§ **WHAT THIS TASK INVOLVES**
Read through the records below and copy each line that uses the word "Сальский".

#### STORED ROWS

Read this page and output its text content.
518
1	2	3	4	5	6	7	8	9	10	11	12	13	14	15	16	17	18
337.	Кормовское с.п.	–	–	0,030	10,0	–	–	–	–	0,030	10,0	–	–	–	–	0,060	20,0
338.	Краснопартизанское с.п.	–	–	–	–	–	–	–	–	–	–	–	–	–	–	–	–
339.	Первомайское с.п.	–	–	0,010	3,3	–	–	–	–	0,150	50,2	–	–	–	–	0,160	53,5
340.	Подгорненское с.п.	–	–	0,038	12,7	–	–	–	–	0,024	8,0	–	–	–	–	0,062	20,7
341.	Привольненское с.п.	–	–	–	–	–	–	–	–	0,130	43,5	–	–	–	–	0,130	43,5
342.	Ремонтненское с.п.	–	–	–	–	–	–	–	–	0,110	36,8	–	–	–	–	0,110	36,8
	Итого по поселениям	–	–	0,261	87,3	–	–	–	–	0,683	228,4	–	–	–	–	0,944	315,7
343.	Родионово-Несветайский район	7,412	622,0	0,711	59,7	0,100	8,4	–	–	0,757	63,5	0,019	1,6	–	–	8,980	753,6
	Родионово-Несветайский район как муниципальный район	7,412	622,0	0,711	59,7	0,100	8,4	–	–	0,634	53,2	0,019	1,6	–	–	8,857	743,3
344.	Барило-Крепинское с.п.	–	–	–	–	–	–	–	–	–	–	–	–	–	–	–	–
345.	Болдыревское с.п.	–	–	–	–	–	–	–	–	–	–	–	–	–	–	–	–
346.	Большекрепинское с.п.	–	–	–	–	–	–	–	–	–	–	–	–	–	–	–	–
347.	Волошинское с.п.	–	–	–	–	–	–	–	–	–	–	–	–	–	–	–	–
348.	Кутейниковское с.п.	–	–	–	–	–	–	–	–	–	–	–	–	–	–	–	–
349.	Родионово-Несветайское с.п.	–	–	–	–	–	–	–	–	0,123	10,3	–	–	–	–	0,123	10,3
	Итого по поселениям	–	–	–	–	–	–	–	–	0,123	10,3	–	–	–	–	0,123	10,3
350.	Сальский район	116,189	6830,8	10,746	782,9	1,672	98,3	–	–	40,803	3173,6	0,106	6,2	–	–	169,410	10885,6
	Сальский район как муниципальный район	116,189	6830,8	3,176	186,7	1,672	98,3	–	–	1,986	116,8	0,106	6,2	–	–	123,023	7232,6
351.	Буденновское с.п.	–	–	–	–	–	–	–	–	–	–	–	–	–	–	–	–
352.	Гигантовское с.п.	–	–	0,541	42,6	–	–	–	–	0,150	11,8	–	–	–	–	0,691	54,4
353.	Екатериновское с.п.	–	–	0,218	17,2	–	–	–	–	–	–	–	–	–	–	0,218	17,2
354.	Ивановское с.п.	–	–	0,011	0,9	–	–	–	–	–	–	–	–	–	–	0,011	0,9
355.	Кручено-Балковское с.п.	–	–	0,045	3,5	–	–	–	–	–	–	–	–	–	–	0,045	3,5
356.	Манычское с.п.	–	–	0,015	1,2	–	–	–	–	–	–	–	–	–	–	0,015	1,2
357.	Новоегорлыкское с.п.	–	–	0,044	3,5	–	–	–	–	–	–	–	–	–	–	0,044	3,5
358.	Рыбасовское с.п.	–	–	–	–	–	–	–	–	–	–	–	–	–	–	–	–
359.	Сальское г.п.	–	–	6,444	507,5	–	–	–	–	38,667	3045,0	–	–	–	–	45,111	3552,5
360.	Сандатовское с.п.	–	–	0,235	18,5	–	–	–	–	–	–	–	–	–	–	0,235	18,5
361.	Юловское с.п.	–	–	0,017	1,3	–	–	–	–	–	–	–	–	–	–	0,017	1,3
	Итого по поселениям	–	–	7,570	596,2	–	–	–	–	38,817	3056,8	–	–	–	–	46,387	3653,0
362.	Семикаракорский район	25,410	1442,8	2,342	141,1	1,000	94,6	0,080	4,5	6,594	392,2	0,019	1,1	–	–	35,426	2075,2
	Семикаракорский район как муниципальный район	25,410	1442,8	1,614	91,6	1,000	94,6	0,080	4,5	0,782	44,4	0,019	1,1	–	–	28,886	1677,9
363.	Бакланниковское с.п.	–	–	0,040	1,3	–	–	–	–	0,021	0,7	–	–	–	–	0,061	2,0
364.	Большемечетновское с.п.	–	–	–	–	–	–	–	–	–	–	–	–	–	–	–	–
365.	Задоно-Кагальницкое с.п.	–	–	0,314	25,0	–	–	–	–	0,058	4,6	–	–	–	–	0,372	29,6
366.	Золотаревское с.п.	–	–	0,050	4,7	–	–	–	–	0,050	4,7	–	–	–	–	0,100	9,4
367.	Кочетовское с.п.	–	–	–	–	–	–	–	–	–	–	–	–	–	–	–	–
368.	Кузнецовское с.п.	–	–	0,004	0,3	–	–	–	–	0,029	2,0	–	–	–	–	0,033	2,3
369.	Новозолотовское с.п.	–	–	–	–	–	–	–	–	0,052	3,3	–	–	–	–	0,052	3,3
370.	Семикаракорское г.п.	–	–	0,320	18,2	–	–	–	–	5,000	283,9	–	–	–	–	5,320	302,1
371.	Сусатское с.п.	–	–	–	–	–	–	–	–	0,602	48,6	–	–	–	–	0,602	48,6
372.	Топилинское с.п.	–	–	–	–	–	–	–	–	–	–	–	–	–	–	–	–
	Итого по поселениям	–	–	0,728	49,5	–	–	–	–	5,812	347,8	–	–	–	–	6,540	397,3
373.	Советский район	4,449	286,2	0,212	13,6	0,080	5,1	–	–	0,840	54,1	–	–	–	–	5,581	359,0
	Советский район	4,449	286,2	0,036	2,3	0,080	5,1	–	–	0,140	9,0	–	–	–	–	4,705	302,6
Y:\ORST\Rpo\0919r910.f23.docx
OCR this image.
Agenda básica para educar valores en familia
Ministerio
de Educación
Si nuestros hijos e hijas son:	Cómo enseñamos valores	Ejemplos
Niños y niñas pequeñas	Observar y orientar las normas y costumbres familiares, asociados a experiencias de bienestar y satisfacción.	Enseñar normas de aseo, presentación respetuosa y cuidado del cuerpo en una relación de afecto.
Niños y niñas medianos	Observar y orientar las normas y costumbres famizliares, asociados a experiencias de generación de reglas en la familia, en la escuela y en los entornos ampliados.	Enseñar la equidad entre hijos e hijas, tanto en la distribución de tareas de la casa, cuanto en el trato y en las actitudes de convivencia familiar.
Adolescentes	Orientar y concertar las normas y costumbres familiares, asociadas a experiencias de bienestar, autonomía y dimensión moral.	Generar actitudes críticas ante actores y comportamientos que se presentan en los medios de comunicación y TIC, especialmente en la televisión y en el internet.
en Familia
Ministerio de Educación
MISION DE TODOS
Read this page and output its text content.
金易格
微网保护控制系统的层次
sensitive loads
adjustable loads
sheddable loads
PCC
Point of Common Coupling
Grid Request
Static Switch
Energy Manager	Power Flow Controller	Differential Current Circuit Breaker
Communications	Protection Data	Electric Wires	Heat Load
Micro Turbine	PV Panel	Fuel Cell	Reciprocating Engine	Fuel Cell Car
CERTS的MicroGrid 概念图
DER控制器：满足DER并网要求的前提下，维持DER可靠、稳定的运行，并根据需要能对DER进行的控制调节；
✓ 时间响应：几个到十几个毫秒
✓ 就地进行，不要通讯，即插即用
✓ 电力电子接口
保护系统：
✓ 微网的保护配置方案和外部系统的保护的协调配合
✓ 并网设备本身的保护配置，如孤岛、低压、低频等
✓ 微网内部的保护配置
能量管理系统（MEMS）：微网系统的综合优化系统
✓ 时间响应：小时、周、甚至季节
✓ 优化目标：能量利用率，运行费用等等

########

§ **CORRECT RESPONSE**
350.	Сальский район	116,189	6830,8	10,746	782,9	1,672	98,3	–	–	40,803	3173,6	0,106	6,2	–	–	169,410	10885,6
	Сальский район как муниципальный район	116,189	6830,8	3,176	186,7	1,672	98,3	–	–	1,986	116,8	0,106	6,2	–	–	123,023	7232,6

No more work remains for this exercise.